• What to do
Every line containing the word "inspect" must be pulled from the records.

--- Input for this task ---

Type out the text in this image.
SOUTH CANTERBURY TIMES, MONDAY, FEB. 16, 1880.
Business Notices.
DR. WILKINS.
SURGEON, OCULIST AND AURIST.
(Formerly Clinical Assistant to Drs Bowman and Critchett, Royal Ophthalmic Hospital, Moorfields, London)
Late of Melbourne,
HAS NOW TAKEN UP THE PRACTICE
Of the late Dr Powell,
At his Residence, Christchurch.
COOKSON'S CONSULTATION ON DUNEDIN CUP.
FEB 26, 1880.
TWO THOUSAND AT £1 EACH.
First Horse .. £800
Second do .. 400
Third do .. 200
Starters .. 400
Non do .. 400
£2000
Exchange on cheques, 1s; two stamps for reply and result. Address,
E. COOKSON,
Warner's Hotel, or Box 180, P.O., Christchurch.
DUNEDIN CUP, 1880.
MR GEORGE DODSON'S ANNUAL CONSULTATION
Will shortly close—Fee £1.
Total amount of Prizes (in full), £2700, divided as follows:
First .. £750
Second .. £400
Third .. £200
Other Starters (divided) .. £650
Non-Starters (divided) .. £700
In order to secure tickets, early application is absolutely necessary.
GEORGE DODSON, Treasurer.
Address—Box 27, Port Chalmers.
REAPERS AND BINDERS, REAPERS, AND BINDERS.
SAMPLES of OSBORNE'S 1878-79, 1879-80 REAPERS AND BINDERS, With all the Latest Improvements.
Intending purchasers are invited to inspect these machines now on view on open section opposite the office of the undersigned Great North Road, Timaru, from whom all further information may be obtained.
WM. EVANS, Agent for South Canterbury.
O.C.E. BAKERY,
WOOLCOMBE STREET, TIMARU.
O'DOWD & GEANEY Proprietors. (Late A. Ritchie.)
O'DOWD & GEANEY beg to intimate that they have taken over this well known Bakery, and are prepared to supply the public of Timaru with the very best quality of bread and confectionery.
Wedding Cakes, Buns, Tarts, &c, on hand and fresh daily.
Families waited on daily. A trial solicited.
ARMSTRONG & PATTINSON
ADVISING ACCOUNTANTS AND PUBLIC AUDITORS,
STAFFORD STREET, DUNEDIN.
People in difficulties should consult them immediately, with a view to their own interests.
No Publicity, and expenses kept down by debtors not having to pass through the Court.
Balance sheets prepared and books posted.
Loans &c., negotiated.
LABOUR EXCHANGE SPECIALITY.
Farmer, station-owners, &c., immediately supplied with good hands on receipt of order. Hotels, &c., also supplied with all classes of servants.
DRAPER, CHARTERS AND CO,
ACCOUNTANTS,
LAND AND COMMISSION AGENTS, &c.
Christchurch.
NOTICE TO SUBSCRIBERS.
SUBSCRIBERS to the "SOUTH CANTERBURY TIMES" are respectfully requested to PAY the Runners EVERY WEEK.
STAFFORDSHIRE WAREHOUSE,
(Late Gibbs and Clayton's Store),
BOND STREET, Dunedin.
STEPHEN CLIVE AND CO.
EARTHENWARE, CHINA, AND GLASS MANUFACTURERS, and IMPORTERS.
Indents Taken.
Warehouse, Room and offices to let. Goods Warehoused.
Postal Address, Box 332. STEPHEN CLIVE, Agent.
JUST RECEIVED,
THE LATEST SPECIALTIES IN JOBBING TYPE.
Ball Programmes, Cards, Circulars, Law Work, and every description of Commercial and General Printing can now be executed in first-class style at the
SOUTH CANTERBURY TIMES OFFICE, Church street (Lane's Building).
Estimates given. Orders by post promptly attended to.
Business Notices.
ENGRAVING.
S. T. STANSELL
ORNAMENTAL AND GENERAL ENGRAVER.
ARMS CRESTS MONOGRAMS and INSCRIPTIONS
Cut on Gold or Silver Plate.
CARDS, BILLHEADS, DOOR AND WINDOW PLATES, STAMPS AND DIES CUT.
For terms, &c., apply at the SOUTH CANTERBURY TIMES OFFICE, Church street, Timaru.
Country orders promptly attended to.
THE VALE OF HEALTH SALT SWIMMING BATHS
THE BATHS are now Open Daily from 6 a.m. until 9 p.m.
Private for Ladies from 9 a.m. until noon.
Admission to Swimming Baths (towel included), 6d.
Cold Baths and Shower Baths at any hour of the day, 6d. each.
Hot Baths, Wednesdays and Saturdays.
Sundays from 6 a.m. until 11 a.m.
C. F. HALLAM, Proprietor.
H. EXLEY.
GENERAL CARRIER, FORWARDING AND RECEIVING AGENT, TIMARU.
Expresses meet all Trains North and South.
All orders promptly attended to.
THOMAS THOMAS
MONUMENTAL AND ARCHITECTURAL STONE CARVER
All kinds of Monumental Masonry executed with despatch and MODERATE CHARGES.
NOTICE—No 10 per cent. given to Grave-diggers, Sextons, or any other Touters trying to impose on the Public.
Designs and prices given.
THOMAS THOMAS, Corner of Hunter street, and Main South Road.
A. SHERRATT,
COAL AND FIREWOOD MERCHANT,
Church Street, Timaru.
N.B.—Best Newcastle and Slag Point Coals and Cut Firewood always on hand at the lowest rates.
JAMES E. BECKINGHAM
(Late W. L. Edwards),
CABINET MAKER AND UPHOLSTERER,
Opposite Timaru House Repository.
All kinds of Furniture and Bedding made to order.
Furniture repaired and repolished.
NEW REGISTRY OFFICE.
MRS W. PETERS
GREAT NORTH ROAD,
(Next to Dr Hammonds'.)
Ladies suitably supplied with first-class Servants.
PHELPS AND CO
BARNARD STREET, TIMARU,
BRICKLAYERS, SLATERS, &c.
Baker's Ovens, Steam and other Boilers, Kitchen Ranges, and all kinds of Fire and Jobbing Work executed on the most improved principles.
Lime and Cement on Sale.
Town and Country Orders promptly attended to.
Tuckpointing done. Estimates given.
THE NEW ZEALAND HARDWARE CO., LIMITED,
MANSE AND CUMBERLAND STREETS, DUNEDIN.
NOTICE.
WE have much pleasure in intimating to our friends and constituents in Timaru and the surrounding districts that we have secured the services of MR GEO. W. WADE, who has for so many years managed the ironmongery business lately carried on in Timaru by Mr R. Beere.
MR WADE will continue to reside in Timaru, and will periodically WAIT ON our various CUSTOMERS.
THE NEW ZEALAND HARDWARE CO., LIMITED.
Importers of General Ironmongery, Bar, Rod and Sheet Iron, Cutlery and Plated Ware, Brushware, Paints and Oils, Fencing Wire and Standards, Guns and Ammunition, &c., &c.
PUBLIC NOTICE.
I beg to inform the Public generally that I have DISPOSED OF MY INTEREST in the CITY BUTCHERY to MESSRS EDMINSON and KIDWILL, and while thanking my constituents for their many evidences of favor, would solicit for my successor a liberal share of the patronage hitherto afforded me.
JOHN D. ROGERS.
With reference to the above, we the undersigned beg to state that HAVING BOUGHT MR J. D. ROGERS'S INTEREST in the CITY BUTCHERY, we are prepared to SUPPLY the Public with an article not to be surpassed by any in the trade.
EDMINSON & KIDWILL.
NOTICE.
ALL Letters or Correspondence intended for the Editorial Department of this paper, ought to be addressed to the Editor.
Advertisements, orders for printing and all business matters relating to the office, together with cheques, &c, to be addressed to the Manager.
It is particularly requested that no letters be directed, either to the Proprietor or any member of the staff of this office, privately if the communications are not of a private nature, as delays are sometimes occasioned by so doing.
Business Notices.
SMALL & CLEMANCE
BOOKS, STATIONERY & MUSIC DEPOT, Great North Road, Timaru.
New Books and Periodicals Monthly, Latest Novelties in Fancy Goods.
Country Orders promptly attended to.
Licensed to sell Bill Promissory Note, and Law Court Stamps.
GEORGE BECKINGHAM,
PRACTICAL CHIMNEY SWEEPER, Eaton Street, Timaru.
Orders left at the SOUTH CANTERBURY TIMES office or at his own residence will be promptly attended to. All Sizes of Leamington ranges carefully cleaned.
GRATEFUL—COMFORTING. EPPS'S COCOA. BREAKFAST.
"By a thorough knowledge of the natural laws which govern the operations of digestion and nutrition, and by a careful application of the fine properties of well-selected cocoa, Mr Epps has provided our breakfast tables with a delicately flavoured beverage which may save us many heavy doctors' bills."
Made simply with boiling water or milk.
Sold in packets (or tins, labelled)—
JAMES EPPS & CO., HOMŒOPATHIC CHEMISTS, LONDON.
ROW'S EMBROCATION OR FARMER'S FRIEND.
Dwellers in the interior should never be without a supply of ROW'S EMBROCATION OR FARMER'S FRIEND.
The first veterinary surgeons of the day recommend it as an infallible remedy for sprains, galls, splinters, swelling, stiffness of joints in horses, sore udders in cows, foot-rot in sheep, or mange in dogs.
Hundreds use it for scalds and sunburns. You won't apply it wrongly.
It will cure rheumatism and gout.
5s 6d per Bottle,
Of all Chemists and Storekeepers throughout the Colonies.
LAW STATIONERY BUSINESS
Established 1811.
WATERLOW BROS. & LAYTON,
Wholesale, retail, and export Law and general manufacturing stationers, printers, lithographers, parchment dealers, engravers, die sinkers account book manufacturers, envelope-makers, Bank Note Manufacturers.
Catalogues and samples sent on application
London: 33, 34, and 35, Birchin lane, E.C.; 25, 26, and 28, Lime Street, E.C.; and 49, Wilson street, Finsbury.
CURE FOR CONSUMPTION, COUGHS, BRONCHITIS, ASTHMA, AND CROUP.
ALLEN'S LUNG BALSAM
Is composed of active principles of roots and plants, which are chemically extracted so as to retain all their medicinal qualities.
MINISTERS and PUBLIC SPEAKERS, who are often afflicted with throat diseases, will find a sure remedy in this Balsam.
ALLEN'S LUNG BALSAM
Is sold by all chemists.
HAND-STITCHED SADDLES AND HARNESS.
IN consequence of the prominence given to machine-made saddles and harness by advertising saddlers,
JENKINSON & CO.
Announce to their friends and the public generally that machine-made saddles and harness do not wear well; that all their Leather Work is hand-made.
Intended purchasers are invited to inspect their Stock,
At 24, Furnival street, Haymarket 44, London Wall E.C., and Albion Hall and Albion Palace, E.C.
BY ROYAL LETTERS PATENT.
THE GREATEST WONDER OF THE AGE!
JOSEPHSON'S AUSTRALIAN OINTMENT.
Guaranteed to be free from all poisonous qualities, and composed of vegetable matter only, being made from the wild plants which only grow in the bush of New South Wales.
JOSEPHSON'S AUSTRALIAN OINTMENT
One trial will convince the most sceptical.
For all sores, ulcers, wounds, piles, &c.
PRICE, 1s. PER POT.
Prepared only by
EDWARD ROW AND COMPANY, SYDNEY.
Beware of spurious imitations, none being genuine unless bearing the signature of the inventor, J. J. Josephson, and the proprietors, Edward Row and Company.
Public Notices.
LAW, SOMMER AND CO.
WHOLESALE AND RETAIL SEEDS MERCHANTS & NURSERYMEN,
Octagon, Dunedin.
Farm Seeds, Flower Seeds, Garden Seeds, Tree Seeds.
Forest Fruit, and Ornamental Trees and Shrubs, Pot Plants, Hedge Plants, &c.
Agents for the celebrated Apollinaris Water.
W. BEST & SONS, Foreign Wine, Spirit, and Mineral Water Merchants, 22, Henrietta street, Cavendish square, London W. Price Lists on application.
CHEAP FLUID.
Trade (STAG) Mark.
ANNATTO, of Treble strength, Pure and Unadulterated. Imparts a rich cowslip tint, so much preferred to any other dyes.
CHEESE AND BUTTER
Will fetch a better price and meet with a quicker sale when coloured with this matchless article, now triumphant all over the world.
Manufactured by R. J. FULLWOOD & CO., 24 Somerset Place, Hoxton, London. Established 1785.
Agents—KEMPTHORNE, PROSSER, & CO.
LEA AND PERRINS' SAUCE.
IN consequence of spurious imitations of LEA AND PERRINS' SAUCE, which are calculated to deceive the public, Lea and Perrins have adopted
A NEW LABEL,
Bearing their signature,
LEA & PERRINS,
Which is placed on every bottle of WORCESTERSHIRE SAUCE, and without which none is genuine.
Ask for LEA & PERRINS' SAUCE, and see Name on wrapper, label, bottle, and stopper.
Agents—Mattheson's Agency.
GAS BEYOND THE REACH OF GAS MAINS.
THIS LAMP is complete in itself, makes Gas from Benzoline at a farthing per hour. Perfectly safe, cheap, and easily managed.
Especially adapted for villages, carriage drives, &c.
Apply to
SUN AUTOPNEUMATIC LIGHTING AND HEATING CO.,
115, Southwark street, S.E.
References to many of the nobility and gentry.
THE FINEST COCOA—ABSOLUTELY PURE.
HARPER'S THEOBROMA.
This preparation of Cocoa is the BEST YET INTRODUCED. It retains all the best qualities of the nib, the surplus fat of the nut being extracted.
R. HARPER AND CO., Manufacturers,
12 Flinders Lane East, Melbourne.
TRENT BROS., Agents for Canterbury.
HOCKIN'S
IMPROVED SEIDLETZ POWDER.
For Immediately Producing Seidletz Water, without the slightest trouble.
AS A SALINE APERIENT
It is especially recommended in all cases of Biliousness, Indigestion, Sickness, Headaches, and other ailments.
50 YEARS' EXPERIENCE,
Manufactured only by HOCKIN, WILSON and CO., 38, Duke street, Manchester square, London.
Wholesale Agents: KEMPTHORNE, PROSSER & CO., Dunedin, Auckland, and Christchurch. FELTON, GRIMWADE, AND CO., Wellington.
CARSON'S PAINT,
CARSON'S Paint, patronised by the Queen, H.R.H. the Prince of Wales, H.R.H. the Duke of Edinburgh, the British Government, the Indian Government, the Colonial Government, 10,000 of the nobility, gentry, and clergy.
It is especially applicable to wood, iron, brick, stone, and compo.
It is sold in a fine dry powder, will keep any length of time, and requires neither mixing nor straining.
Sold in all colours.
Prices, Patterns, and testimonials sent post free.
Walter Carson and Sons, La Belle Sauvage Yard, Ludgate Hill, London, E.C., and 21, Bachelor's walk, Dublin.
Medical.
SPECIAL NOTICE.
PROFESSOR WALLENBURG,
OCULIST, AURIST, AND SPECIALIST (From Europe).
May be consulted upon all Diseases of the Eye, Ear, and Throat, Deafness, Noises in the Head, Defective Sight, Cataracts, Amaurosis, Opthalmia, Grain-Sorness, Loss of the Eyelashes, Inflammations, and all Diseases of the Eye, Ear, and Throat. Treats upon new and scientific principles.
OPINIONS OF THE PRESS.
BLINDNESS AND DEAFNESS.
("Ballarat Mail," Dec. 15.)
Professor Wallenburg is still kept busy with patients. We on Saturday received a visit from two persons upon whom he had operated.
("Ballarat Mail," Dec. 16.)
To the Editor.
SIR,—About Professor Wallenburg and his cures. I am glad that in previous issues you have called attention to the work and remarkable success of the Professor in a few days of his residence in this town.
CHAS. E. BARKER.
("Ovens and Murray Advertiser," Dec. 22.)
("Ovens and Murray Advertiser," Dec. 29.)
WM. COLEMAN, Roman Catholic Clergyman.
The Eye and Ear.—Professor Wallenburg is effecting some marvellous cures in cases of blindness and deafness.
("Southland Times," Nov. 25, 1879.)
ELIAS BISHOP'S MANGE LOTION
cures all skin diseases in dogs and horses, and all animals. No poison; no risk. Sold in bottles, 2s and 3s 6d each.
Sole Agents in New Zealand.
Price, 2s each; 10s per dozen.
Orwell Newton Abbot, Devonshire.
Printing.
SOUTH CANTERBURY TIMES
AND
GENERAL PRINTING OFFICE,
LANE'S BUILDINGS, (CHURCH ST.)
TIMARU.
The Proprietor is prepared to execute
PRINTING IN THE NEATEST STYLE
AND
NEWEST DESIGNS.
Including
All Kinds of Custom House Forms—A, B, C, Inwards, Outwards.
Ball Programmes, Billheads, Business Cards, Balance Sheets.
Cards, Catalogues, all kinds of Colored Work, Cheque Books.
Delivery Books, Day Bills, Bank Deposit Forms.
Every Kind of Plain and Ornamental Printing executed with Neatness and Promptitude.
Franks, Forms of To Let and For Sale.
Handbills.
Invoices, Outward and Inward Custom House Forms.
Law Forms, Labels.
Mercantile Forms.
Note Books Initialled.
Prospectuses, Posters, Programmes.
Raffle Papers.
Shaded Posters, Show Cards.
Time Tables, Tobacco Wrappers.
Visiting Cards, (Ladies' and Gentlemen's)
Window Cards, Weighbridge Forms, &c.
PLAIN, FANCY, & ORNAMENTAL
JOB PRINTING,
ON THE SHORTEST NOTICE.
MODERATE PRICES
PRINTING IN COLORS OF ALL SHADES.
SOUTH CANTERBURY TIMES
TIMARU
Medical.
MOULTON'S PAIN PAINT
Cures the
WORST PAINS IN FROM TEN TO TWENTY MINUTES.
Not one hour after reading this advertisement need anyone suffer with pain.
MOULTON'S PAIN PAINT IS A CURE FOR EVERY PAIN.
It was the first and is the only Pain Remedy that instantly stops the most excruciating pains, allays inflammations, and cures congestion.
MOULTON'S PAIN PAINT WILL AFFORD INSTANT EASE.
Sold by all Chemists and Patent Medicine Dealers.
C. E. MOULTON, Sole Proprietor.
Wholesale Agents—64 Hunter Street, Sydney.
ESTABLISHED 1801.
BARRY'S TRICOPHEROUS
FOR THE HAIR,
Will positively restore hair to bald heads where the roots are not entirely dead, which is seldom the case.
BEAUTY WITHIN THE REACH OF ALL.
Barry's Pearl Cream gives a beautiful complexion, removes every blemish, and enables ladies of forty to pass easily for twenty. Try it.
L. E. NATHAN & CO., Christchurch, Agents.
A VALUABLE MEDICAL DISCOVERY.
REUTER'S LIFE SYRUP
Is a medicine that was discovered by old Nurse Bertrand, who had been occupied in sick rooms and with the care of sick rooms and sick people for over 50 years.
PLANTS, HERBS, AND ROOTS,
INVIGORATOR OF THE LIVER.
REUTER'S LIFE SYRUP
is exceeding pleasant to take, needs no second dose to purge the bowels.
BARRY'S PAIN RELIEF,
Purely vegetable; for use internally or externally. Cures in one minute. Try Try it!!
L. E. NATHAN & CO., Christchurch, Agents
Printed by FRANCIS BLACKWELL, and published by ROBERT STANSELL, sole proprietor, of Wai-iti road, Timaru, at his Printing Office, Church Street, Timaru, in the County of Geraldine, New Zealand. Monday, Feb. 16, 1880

---

• Task response
Intending purchasers are invited to inspect these machines now on view on open section opposite the office of the undersigned Great North Road, Timaru, from whom all further information may be obtained.
Intended purchasers are invited to inspect their Stock,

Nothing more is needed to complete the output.